WORK REQUIRED: Copy the records below exactly as they appear.

SUPPLIED INFORMATION:
______________________________

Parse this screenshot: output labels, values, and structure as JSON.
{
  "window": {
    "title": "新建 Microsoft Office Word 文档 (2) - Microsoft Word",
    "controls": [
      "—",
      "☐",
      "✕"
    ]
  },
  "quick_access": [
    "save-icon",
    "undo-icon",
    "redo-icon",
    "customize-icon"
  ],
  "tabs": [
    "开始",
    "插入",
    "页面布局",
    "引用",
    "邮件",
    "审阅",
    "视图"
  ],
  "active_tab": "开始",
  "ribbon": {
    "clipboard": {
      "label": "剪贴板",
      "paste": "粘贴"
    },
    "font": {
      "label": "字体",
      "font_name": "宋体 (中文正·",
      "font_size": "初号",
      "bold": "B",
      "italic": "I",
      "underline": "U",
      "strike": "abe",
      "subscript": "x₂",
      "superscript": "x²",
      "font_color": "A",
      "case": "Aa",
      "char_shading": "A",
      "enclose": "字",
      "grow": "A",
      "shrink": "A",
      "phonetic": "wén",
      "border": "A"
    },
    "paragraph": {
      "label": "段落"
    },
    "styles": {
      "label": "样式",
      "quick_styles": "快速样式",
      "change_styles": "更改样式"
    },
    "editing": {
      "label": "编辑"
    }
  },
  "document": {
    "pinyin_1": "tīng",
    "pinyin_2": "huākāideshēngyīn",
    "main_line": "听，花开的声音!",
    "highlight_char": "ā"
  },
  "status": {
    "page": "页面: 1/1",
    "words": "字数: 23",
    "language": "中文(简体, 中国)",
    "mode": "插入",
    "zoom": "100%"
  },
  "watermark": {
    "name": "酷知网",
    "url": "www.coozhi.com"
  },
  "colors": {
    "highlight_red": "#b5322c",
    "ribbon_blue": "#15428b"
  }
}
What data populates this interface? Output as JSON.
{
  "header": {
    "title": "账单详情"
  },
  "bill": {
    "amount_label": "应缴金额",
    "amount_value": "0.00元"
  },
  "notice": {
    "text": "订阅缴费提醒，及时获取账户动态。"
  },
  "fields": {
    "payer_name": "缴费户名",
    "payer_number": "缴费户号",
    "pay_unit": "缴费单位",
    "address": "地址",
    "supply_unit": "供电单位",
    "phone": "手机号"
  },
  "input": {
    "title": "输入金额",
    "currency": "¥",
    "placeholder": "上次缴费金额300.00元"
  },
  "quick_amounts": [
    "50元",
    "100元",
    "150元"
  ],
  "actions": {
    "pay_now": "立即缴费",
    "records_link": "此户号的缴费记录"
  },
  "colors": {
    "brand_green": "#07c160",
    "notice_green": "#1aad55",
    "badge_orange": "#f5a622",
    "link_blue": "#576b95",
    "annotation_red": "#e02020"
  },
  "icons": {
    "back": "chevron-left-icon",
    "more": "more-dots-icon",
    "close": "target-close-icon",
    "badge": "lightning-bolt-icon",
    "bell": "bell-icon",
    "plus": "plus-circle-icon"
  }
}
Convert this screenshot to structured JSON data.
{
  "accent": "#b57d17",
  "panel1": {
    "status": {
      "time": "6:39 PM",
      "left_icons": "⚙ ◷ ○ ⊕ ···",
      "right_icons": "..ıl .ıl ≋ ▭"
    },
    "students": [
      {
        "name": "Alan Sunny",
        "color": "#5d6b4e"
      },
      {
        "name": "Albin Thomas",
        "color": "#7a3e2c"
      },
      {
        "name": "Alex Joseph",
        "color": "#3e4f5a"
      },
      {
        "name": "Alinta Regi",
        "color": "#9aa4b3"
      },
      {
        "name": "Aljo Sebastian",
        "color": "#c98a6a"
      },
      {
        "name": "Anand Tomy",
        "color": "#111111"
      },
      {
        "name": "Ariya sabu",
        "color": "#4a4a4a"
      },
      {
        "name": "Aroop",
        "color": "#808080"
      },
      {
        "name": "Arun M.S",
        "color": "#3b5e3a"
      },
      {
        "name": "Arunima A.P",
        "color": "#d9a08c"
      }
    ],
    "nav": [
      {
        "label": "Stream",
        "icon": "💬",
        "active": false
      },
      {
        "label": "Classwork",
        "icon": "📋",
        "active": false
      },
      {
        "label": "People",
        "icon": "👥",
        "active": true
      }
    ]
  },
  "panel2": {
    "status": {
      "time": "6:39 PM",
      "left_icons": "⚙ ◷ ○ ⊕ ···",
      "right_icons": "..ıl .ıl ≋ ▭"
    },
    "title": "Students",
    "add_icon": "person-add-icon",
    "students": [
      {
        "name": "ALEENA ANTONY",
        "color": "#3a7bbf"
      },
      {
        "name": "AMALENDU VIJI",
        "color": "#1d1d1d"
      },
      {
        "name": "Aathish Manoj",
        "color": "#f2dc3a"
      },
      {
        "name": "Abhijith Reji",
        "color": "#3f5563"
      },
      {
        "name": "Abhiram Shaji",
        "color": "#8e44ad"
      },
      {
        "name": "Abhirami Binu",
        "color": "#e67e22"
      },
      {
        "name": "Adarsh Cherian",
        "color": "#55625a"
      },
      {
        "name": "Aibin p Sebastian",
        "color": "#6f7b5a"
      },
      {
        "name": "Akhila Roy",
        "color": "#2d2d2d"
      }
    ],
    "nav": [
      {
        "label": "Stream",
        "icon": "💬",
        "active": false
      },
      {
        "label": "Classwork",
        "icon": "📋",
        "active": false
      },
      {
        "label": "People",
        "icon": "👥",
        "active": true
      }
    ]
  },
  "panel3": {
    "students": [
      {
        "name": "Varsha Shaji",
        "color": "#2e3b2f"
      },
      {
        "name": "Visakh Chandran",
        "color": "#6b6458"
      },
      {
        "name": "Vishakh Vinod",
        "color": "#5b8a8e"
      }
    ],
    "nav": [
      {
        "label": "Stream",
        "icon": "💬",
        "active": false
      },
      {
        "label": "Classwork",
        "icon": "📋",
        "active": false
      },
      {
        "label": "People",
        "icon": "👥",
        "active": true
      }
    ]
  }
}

______________________________

CORRECT ANSWER:
Parse this screenshot: output labels, values, and structure as JSON.
{
  "window": {
    "title": "新建 Microsoft Office Word 文档 (2) - Microsoft Word",
    "controls": [
      "—",
      "☐",
      "✕"
    ]
  },
  "quick_access": [
    "save-icon",
    "undo-icon",
    "redo-icon",
    "customize-icon"
  ],
  "tabs": [
    "开始",
    "插入",
    "页面布局",
    "引用",
    "邮件",
    "审阅",
    "视图"
  ],
  "active_tab": "开始",
  "ribbon": {
    "clipboard": {
      "label": "剪贴板",
      "paste": "粘贴"
    },
    "font": {
      "label": "字体",
      "font_name": "宋体 (中文正·",
      "font_size": "初号",
      "bold": "B",
      "italic": "I",
      "underline": "U",
      "strike": "abe",
      "subscript": "x₂",
      "superscript": "x²",
      "font_color": "A",
      "case": "Aa",
      "char_shading": "A",
      "enclose": "字",
      "grow": "A",
      "shrink": "A",
      "phonetic": "wén",
      "border": "A"
    },
    "paragraph": {
      "label": "段落"
    },
    "styles": {
      "label": "样式",
      "quick_styles": "快速样式",
      "change_styles": "更改样式"
    },
    "editing": {
      "label": "编辑"
    }
  },
  "document": {
    "pinyin_1": "tīng",
    "pinyin_2": "huākāideshēngyīn",
    "main_line": "听，花开的声音!",
    "highlight_char": "ā"
  },
  "status": {
    "page": "页面: 1/1",
    "words": "字数: 23",
    "language": "中文(简体, 中国)",
    "mode": "插入",
    "zoom": "100%"
  },
  "watermark": {
    "name": "酷知网",
    "url": "www.coozhi.com"
  },
  "colors": {
    "highlight_red": "#b5322c",
    "ribbon_blue": "#15428b"
  }
}
What data populates this interface? Output as JSON.
{
  "header": {
    "title": "账单详情"
  },
  "bill": {
    "amount_label": "应缴金额",
    "amount_value": "0.00元"
  },
  "notice": {
    "text": "订阅缴费提醒，及时获取账户动态。"
  },
  "fields": {
    "payer_name": "缴费户名",
    "payer_number": "缴费户号",
    "pay_unit": "缴费单位",
    "address": "地址",
    "supply_unit": "供电单位",
    "phone": "手机号"
  },
  "input": {
    "title": "输入金额",
    "currency": "¥",
    "placeholder": "上次缴费金额300.00元"
  },
  "quick_amounts": [
    "50元",
    "100元",
    "150元"
  ],
  "actions": {
    "pay_now": "立即缴费",
    "records_link": "此户号的缴费记录"
  },
  "colors": {
    "brand_green": "#07c160",
    "notice_green": "#1aad55",
    "badge_orange": "#f5a622",
    "link_blue": "#576b95",
    "annotation_red": "#e02020"
  },
  "icons": {
    "back": "chevron-left-icon",
    "more": "more-dots-icon",
    "close": "target-close-icon",
    "badge": "lightning-bolt-icon",
    "bell": "bell-icon",
    "plus": "plus-circle-icon"
  }
}
Convert this screenshot to structured JSON data.
{
  "accent": "#b57d17",
  "panel1": {
    "status": {
      "time": "6:39 PM",
      "left_icons": "⚙ ◷ ○ ⊕ ···",
      "right_icons": "..ıl .ıl ≋ ▭"
    },
    "students": [
      {
        "name": "Alan Sunny",
        "color": "#5d6b4e"
      },
      {
        "name": "Albin Thomas",
        "color": "#7a3e2c"
      },
      {
        "name": "Alex Joseph",
        "color": "#3e4f5a"
      },
      {
        "name": "Alinta Regi",
        "color": "#9aa4b3"
      },
      {
        "name": "Aljo Sebastian",
        "color": "#c98a6a"
      },
      {
        "name": "Anand Tomy",
        "color": "#111111"
      },
      {
        "name": "Ariya sabu",
        "color": "#4a4a4a"
      },
      {
        "name": "Aroop",
        "color": "#808080"
      },
      {
        "name": "Arun M.S",
        "color": "#3b5e3a"
      },
      {
        "name": "Arunima A.P",
        "color": "#d9a08c"
      }
    ],
    "nav": [
      {
        "label": "Stream",
        "icon": "💬",
        "active": false
      },
      {
        "label": "Classwork",
        "icon": "📋",
        "active": false
      },
      {
        "label": "People",
        "icon": "👥",
        "active": true
      }
    ]
  },
  "panel2": {
    "status": {
      "time": "6:39 PM",
      "left_icons": "⚙ ◷ ○ ⊕ ···",
      "right_icons": "..ıl .ıl ≋ ▭"
    },
    "title": "Students",
    "add_icon": "person-add-icon",
    "students": [
      {
        "name": "ALEENA ANTONY",
        "color": "#3a7bbf"
      },
      {
        "name": "AMALENDU VIJI",
        "color": "#1d1d1d"
      },
      {
        "name": "Aathish Manoj",
        "color": "#f2dc3a"
      },
      {
        "name": "Abhijith Reji",
        "color": "#3f5563"
      },
      {
        "name": "Abhiram Shaji",
        "color": "#8e44ad"
      },
      {
        "name": "Abhirami Binu",
        "color": "#e67e22"
      },
      {
        "name": "Adarsh Cherian",
        "color": "#55625a"
      },
      {
        "name": "Aibin p Sebastian",
        "color": "#6f7b5a"
      },
      {
        "name": "Akhila Roy",
        "color": "#2d2d2d"
      }
    ],
    "nav": [
      {
        "label": "Stream",
        "icon": "💬",
        "active": false
      },
      {
        "label": "Classwork",
        "icon": "📋",
        "active": false
      },
      {
        "label": "People",
        "icon": "👥",
        "active": true
      }
    ]
  },
  "panel3": {
    "students": [
      {
        "name": "Varsha Shaji",
        "color": "#2e3b2f"
      },
      {
        "name": "Visakh Chandran",
        "color": "#6b6458"
      },
      {
        "name": "Vishakh Vinod",
        "color": "#5b8a8e"
      }
    ],
    "nav": [
      {
        "label": "Stream",
        "icon": "💬",
        "active": false
      },
      {
        "label": "Classwork",
        "icon": "📋",
        "active": false
      },
      {
        "label": "People",
        "icon": "👥",
        "active": true
      }
    ]
  }
}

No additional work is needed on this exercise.